» Work instructions: Quote every entry word for word.

» Task material:
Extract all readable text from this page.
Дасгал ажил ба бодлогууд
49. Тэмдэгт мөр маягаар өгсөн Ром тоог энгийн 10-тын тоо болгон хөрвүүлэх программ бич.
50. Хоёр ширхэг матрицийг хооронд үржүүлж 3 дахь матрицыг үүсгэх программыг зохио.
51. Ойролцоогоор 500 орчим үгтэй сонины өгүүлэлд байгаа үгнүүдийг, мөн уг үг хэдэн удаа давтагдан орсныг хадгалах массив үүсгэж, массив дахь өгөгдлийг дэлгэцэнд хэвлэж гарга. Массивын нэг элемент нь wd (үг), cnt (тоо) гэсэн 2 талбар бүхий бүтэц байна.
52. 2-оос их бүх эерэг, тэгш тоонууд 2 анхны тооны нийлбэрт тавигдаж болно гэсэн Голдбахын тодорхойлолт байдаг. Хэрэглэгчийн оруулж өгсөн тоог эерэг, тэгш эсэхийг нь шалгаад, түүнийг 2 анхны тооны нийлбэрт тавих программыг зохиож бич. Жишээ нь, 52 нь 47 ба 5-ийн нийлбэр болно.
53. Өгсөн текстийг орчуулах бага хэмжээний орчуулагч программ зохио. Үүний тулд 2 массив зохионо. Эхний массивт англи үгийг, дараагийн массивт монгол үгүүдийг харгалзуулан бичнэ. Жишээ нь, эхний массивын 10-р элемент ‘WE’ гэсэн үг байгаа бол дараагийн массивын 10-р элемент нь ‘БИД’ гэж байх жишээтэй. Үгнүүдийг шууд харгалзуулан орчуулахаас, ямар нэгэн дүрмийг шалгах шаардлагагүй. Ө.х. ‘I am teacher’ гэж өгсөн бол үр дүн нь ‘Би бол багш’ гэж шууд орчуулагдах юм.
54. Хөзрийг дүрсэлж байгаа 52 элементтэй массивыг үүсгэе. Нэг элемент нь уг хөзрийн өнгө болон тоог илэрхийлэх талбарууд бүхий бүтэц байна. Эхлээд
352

» Solution for this exercise:
Extract all readable text from this page.
Дасгал ажил ба бодлогууд
49. Тэмдэгт мөр маягаар өгсөн Ром тоог энгийн 10-тын тоо болгон хөрвүүлэх программ бич.
50. Хоёр ширхэг матрицийг хооронд үржүүлж 3 дахь матрицыг үүсгэх программыг зохио.
51. Ойролцоогоор 500 орчим үгтэй сонины өгүүлэлд байгаа үгнүүдийг, мөн уг үг хэдэн удаа давтагдан орсныг хадгалах массив үүсгэж, массив дахь өгөгдлийг дэлгэцэнд хэвлэж гарга. Массивын нэг элемент нь wd (үг), cnt (тоо) гэсэн 2 талбар бүхий бүтэц байна.
52. 2-оос их бүх эерэг, тэгш тоонууд 2 анхны тооны нийлбэрт тавигдаж болно гэсэн Голдбахын тодорхойлолт байдаг. Хэрэглэгчийн оруулж өгсөн тоог эерэг, тэгш эсэхийг нь шалгаад, түүнийг 2 анхны тооны нийлбэрт тавих программыг зохиож бич. Жишээ нь, 52 нь 47 ба 5-ийн нийлбэр болно.
53. Өгсөн текстийг орчуулах бага хэмжээний орчуулагч программ зохио. Үүний тулд 2 массив зохионо. Эхний массивт англи үгийг, дараагийн массивт монгол үгүүдийг харгалзуулан бичнэ. Жишээ нь, эхний массивын 10-р элемент ‘WE’ гэсэн үг байгаа бол дараагийн массивын 10-р элемент нь ‘БИД’ гэж байх жишээтэй. Үгнүүдийг шууд харгалзуулан орчуулахаас, ямар нэгэн дүрмийг шалгах шаардлагагүй. Ө.х. ‘I am teacher’ гэж өгсөн бол үр дүн нь ‘Би бол багш’ гэж шууд орчуулагдах юм.
54. Хөзрийг дүрсэлж байгаа 52 элементтэй массивыг үүсгэе. Нэг элемент нь уг хөзрийн өнгө болон тоог илэрхийлэх талбарууд бүхий бүтэц байна. Эхлээд
352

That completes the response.